■ PROBLEM DETAILS
In the records that follow, locate every line with "TEMP" and extract it.

(Figure content listings)
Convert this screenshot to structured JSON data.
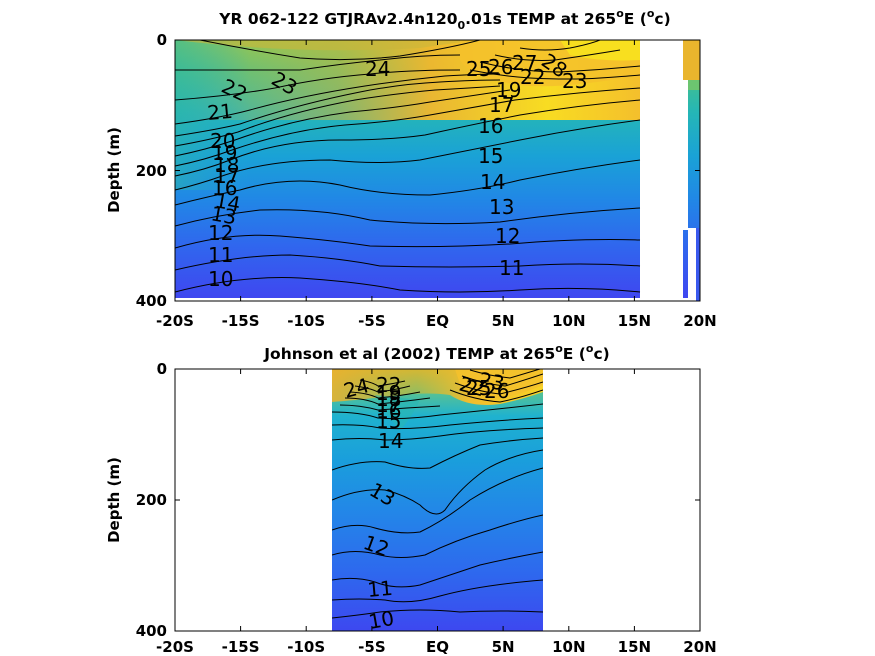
{
  "chart_data": [
    {
      "type": "contour",
      "title": {
        "part1": "YR 062-122 GTJRAv2.4n120",
        "subscript": "0",
        "part2": ".01s TEMP at 265",
        "deg1": "o",
        "part3": "E (",
        "deg2": "o",
        "part4": "c)"
      },
      "ylabel": "Depth (m)",
      "x_ticks": [
        "-20S",
        "-15S",
        "-10S",
        "-5S",
        "EQ",
        "5N",
        "10N",
        "15N",
        "20N"
      ],
      "y_ticks": [
        "0",
        "200",
        "400"
      ],
      "xlim": [
        -20,
        20
      ],
      "ylim": [
        400,
        0
      ],
      "data_extent_lat": [
        -20,
        15.5
      ],
      "contour_labels": [
        "23",
        "22",
        "21",
        "20",
        "19",
        "18",
        "17",
        "16",
        "15",
        "14",
        "13",
        "12",
        "11",
        "10",
        "24",
        "16",
        "15",
        "14",
        "13",
        "12",
        "11",
        "17",
        "19",
        "22",
        "23",
        "25",
        "26",
        "27",
        "28"
      ],
      "contour_levels": [
        10,
        11,
        12,
        13,
        14,
        15,
        16,
        17,
        18,
        19,
        20,
        21,
        22,
        23,
        24,
        25,
        26,
        27,
        28
      ],
      "colormap": [
        "#3d4df0",
        "#2b87f2",
        "#1eb4d2",
        "#2fc6a6",
        "#7fcb5b",
        "#c0bb34",
        "#f2c02b",
        "#f8e21e"
      ]
    },
    {
      "type": "contour",
      "title": {
        "part1": "Johnson et al (2002) TEMP at 265",
        "deg1": "o",
        "part3": "E (",
        "deg2": "o",
        "part4": "c)"
      },
      "ylabel": "Depth (m)",
      "x_ticks": [
        "-20S",
        "-15S",
        "-10S",
        "-5S",
        "EQ",
        "5N",
        "10N",
        "15N",
        "20N"
      ],
      "y_ticks": [
        "0",
        "200",
        "400"
      ],
      "xlim": [
        -20,
        20
      ],
      "ylim": [
        400,
        0
      ],
      "data_extent_lat": [
        -8,
        8
      ],
      "contour_labels": [
        "24",
        "22",
        "19",
        "18",
        "17",
        "16",
        "15",
        "14",
        "13",
        "12",
        "11",
        "10",
        "22",
        "23",
        "25",
        "26"
      ],
      "contour_levels": [
        10,
        11,
        12,
        13,
        14,
        15,
        16,
        17,
        18,
        19,
        20,
        21,
        22,
        23,
        24,
        25,
        26
      ],
      "colormap": [
        "#3d4df0",
        "#2b87f2",
        "#1eb4d2",
        "#2fc6a6",
        "#7fcb5b",
        "#c0bb34",
        "#f2c02b",
        "#f8e21e"
      ]
    }
  ]
}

■ SOLUTION TO THIS TASK
        "part2": ".01s TEMP at 265",
        "part1": "Johnson et al (2002) TEMP at 265",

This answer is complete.